╭──

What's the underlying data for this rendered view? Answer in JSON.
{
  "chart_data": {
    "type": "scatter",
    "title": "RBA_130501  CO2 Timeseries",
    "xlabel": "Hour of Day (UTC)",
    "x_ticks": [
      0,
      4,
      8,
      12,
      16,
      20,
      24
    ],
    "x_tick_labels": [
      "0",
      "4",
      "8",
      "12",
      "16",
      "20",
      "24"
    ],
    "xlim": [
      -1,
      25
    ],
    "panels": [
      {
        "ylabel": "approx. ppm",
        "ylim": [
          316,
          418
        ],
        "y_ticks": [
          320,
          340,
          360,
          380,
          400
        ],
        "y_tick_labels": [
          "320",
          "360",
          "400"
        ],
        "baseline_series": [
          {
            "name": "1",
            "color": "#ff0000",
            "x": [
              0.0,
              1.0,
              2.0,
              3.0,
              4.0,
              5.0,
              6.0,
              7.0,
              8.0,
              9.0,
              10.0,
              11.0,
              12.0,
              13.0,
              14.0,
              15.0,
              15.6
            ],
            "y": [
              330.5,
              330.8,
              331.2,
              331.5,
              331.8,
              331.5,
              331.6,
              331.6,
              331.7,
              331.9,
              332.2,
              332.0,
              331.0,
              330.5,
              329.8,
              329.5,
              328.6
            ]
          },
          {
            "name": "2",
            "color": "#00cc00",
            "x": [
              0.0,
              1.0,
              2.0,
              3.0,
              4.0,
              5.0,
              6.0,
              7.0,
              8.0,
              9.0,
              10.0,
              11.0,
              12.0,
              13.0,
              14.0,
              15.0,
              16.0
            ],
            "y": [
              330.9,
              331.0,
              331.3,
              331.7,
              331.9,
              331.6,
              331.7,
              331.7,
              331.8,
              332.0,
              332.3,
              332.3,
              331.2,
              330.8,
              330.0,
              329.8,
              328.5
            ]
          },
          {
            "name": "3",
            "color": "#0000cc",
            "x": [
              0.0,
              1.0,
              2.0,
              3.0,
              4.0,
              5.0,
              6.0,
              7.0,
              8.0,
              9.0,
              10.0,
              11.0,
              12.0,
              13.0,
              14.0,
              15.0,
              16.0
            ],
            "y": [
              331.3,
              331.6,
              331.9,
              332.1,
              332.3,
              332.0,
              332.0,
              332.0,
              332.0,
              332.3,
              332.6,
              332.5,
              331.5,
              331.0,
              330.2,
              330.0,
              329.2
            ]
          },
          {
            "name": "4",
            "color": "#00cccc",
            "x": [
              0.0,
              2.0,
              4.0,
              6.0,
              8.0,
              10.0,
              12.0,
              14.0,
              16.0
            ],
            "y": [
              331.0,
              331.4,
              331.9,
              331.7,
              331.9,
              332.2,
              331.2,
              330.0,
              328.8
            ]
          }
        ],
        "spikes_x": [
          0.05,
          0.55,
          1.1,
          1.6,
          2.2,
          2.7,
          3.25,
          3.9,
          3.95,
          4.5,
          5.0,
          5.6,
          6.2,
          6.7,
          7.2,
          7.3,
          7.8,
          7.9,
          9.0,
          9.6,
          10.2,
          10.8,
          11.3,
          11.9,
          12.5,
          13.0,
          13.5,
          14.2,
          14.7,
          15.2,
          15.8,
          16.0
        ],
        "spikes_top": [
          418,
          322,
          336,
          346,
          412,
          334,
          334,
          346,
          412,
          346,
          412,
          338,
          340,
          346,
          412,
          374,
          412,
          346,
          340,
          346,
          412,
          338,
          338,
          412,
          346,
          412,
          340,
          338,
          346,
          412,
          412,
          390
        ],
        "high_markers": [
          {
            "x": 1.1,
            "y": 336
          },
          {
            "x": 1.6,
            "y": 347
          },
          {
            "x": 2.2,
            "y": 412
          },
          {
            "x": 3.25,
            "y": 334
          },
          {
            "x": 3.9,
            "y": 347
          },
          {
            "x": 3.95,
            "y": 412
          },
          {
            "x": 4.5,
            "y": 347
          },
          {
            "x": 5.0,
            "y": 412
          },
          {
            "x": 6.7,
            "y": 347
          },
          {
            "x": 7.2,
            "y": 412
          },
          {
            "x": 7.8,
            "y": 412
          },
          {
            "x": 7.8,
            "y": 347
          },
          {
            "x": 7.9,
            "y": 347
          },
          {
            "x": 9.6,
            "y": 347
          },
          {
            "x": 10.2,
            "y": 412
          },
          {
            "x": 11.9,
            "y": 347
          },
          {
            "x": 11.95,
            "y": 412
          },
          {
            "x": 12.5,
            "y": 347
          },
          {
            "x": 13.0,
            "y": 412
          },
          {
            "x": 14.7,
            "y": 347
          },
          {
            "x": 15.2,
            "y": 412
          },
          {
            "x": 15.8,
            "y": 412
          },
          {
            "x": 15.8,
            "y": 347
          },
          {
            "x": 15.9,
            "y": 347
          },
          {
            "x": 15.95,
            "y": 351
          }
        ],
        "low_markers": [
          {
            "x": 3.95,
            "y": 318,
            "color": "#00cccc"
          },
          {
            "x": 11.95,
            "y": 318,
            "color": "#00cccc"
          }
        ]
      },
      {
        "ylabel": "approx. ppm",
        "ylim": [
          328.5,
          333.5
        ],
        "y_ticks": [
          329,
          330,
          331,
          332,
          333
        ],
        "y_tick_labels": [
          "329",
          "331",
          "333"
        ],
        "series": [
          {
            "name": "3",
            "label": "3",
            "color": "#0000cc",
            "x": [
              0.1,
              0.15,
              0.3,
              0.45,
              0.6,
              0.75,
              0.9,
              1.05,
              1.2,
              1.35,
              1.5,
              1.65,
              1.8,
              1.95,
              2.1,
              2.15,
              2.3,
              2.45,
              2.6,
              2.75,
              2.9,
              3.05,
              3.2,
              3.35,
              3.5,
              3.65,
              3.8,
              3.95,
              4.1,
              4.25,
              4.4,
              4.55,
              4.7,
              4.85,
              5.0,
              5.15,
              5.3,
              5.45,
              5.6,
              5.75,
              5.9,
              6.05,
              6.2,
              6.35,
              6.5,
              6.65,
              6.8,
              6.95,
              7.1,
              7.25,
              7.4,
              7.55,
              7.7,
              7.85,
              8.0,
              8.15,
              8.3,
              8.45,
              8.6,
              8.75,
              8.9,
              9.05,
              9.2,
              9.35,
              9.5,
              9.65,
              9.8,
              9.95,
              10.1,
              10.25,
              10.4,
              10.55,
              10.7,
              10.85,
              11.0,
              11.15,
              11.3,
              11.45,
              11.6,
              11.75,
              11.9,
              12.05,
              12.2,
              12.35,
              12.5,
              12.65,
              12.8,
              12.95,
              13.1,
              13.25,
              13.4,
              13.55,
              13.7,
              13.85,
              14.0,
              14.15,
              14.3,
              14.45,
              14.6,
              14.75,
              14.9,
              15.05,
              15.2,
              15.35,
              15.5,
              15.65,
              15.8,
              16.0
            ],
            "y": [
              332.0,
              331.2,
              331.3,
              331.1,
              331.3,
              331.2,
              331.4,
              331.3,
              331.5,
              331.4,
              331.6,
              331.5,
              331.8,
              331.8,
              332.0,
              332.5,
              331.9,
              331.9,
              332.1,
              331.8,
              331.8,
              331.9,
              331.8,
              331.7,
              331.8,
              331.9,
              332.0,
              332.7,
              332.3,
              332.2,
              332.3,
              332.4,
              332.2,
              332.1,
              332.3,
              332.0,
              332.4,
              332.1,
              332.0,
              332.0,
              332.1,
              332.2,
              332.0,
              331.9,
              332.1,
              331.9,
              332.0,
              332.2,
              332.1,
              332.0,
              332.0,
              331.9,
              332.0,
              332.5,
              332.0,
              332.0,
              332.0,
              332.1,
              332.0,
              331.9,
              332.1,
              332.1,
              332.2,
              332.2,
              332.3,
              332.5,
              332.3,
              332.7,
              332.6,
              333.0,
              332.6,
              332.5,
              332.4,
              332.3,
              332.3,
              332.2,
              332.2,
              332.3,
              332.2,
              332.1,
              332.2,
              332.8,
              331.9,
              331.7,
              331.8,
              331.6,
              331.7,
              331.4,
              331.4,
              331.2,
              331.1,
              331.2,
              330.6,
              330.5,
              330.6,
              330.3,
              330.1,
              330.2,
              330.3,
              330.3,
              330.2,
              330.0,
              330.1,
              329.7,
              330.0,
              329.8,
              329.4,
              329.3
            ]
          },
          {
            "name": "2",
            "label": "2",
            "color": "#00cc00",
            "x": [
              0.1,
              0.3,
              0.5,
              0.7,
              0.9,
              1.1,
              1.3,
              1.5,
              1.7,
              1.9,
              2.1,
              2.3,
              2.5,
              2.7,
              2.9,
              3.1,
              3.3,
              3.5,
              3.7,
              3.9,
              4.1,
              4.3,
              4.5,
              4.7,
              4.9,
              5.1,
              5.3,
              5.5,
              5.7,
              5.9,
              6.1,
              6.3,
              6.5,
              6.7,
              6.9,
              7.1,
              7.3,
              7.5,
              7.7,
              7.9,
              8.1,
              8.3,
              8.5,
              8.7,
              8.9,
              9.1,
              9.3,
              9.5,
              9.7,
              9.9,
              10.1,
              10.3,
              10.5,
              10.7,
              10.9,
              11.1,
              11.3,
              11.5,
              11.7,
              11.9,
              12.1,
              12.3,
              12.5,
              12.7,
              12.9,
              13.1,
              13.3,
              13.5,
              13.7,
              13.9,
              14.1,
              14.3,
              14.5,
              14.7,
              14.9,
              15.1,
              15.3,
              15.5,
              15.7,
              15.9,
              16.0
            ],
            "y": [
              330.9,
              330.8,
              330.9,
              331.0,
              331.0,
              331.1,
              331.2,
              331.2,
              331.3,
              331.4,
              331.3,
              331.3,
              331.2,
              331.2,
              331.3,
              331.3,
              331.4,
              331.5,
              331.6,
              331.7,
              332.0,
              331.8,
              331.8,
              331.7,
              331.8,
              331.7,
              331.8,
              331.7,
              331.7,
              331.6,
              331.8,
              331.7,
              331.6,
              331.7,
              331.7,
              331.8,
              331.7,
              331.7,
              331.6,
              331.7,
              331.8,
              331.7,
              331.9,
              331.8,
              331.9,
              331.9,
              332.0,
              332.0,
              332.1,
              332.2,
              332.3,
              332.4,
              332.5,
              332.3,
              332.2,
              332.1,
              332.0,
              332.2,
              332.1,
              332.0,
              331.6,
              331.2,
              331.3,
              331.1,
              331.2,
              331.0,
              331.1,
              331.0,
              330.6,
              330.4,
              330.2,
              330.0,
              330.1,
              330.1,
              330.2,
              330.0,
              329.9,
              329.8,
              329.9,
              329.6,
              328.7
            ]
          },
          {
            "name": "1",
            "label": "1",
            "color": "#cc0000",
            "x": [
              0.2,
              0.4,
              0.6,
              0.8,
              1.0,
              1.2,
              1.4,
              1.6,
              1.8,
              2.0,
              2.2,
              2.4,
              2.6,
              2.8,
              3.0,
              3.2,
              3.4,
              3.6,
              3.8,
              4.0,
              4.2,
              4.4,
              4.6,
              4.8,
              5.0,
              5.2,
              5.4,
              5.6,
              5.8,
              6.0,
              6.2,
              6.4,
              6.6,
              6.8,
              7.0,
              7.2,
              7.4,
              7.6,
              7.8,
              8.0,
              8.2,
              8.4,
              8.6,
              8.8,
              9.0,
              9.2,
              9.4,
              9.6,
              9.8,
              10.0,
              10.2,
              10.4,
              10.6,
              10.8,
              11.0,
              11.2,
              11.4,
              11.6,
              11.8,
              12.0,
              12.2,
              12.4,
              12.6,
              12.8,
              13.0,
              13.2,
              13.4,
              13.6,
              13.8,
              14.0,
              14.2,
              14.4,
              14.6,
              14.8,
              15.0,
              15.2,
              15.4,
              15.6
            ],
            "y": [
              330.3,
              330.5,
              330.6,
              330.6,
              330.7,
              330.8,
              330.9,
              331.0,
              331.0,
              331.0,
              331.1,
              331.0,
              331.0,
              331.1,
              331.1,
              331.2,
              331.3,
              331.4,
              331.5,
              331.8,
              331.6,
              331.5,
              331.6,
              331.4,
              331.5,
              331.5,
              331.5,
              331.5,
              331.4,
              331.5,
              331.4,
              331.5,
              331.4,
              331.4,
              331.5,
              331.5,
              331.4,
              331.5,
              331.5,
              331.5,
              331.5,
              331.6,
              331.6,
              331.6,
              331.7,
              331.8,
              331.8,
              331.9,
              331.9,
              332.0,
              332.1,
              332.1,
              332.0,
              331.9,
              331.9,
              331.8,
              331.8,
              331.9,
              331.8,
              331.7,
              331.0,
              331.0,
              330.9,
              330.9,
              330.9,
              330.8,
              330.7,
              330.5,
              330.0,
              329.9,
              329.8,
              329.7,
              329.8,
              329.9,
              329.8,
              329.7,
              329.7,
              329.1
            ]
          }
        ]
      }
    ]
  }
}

╰──
╭──

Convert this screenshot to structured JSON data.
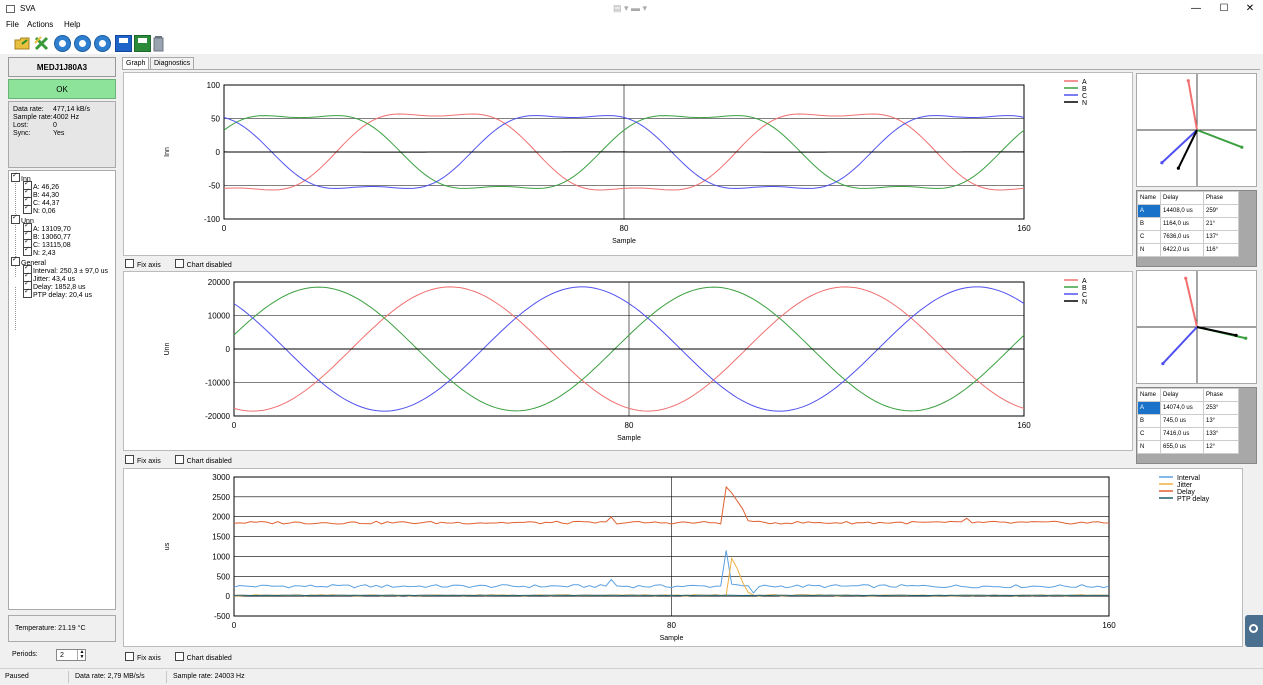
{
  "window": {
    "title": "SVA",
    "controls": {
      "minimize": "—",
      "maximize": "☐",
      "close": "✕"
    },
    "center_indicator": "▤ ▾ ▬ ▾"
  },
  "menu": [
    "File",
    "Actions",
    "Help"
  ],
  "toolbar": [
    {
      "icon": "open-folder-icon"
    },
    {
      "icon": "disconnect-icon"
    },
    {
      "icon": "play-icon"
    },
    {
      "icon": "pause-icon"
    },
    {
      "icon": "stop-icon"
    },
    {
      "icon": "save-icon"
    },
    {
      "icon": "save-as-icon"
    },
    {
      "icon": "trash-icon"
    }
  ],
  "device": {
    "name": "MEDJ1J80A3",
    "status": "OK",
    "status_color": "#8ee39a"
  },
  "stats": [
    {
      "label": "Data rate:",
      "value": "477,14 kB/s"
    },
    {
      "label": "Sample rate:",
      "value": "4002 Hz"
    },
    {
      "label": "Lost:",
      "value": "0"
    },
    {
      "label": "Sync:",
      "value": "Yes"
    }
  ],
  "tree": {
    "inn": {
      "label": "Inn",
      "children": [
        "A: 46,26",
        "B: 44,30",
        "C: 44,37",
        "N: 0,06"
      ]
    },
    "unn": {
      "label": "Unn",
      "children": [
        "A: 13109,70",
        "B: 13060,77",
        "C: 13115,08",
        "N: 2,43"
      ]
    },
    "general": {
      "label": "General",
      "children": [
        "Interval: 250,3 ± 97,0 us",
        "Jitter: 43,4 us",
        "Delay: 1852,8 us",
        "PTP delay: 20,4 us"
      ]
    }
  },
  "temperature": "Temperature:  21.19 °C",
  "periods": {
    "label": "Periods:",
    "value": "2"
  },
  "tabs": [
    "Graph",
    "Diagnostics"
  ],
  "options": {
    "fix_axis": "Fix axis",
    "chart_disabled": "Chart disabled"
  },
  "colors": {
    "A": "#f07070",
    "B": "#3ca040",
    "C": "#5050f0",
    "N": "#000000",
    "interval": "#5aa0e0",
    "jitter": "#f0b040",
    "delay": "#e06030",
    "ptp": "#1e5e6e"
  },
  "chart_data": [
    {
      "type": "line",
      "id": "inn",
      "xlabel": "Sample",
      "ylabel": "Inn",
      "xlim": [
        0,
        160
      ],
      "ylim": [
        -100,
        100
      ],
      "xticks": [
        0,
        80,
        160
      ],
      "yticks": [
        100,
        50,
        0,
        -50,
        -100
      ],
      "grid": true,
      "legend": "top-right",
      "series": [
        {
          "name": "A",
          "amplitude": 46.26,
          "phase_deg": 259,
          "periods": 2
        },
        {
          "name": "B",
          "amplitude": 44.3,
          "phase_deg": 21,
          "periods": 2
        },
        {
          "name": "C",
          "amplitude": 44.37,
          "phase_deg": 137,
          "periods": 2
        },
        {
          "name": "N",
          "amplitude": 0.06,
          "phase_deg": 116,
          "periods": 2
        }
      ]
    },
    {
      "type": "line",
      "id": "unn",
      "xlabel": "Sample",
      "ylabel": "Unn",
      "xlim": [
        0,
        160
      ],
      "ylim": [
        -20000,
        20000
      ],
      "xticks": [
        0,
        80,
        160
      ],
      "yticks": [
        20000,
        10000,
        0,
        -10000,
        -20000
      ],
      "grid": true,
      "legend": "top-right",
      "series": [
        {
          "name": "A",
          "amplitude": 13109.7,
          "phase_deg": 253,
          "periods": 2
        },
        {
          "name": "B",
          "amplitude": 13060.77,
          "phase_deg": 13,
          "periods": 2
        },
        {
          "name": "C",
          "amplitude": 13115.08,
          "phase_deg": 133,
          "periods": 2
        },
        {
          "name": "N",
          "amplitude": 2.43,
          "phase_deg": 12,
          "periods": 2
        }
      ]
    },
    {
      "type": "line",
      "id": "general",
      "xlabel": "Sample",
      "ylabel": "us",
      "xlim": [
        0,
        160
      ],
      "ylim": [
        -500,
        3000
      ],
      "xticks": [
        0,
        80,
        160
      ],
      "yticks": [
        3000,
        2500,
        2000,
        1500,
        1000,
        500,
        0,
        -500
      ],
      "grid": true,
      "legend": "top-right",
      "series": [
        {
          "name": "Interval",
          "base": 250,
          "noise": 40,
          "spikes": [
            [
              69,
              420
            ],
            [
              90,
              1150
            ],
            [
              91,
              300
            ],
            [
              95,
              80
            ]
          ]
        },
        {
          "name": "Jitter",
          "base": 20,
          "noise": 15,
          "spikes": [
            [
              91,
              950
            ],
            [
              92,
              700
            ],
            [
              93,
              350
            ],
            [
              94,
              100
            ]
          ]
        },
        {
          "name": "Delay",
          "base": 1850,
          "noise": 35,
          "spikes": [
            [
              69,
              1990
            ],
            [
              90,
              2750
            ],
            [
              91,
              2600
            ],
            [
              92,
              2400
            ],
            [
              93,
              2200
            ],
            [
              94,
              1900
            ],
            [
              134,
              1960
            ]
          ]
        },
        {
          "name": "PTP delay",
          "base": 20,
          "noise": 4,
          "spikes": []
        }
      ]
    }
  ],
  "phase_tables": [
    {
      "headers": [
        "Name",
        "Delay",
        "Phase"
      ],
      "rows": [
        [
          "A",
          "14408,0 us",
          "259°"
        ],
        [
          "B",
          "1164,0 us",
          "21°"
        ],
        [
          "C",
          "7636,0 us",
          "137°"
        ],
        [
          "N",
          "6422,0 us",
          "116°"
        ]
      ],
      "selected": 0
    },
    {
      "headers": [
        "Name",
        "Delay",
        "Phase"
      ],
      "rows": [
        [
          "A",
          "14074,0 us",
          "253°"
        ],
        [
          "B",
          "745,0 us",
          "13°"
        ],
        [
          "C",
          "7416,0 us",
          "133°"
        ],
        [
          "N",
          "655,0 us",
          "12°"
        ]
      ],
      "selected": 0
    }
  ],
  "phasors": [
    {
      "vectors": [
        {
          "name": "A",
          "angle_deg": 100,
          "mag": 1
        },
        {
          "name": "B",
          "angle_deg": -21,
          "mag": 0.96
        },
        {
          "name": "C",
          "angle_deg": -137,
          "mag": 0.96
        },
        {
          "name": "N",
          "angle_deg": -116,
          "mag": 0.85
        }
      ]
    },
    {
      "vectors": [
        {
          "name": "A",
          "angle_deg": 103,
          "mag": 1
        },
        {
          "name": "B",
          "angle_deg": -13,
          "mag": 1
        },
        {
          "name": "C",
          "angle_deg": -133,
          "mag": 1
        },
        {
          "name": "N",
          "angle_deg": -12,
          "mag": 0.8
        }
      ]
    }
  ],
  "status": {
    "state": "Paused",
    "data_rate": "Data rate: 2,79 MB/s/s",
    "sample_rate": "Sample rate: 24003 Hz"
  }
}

╰──

- [Task]
Lines from the records above that hold "amplitude" are the ones to list.

- [Task result]
          "amplitude": 46.26,
          "amplitude": 44.3,
          "amplitude": 44.37,
          "amplitude": 0.06,
          "amplitude": 13109.7,
          "amplitude": 13060.77,
          "amplitude": 13115.08,
          "amplitude": 2.43,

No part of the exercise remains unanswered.